» Exercise details
Scan the material and copy every line in which "real" appears.

» Data supplied

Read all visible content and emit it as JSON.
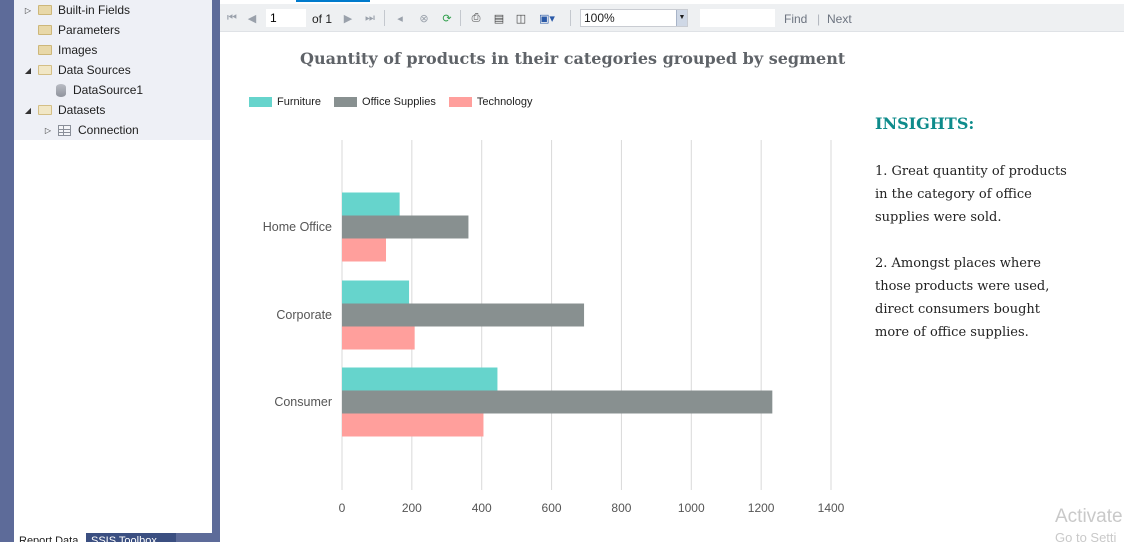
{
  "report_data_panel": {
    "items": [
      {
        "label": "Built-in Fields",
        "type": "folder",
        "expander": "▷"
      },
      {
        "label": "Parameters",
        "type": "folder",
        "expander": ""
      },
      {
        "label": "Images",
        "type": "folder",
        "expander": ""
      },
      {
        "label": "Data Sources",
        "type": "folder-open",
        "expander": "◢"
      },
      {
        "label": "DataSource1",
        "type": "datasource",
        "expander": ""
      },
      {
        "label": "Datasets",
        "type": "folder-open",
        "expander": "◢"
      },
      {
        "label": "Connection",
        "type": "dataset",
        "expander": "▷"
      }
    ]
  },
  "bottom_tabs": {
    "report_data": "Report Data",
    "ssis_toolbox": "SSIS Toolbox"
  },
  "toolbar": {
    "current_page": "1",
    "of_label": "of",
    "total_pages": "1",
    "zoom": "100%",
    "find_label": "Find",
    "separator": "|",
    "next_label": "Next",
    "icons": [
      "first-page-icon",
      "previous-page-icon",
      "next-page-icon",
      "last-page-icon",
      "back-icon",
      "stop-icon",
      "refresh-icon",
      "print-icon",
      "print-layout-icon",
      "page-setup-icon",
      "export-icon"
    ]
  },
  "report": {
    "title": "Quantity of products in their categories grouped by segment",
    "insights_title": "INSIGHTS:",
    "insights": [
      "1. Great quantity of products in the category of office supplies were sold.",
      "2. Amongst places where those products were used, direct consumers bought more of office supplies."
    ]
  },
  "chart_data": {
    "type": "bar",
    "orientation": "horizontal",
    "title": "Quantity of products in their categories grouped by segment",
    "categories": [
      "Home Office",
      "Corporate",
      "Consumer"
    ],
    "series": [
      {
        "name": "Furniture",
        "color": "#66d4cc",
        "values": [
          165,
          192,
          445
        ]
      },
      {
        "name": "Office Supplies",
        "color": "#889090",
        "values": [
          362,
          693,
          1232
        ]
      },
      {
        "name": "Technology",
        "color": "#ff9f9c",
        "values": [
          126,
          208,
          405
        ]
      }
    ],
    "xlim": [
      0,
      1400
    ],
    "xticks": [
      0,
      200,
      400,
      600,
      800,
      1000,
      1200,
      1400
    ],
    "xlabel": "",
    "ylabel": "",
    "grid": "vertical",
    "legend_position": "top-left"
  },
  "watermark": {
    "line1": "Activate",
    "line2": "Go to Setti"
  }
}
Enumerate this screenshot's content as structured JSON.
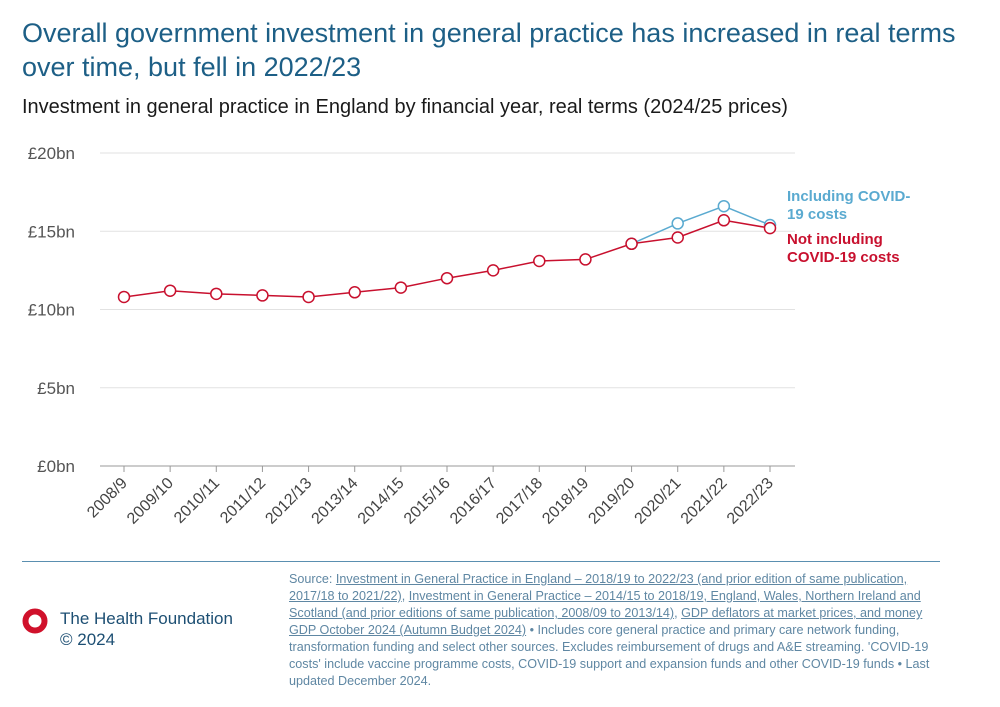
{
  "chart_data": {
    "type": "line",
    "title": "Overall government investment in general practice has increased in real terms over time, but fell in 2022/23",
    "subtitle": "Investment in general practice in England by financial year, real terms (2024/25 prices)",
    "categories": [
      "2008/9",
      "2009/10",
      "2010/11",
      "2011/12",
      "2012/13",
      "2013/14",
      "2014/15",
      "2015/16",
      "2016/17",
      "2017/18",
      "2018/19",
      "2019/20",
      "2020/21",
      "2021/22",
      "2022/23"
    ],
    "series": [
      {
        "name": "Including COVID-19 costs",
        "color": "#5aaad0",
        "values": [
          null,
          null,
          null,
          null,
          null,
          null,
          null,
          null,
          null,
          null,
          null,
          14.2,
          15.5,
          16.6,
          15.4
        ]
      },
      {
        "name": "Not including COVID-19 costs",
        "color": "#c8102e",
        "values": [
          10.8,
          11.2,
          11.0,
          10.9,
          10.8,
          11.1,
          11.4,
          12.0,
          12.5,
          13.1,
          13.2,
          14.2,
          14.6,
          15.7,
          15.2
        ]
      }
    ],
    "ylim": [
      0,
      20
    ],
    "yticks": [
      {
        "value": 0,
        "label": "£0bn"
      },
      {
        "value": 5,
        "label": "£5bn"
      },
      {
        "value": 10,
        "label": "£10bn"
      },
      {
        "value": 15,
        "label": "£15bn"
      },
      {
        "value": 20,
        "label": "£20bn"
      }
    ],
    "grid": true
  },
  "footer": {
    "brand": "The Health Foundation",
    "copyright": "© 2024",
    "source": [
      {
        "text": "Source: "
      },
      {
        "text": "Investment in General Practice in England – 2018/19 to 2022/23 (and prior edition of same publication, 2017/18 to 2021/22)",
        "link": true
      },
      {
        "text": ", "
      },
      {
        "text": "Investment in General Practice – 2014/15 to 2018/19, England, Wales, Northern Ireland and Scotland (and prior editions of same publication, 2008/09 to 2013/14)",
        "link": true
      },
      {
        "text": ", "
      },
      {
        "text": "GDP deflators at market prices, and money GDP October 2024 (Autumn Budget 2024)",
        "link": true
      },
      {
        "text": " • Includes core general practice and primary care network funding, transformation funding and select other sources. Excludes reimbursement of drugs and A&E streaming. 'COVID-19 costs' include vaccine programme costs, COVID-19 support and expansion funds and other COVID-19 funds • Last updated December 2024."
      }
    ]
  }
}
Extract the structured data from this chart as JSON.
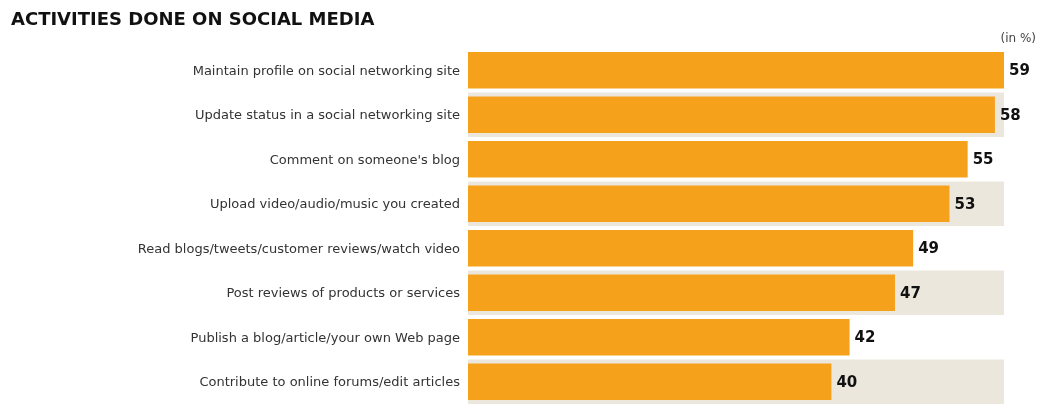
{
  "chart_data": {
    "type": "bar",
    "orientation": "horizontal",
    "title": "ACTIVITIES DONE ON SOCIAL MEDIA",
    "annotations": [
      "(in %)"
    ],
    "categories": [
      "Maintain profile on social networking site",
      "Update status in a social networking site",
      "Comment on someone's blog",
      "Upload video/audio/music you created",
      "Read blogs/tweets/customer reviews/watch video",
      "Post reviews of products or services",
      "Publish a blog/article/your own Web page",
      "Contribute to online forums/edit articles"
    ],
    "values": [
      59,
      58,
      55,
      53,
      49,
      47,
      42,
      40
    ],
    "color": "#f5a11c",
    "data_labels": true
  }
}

» Exercise solution
    "title": "Overall government investment in general practice has increased in real terms over time, but fell in 2022/23",
    "subtitle": "Investment in general practice in England by financial year, real terms (2024/25 prices)",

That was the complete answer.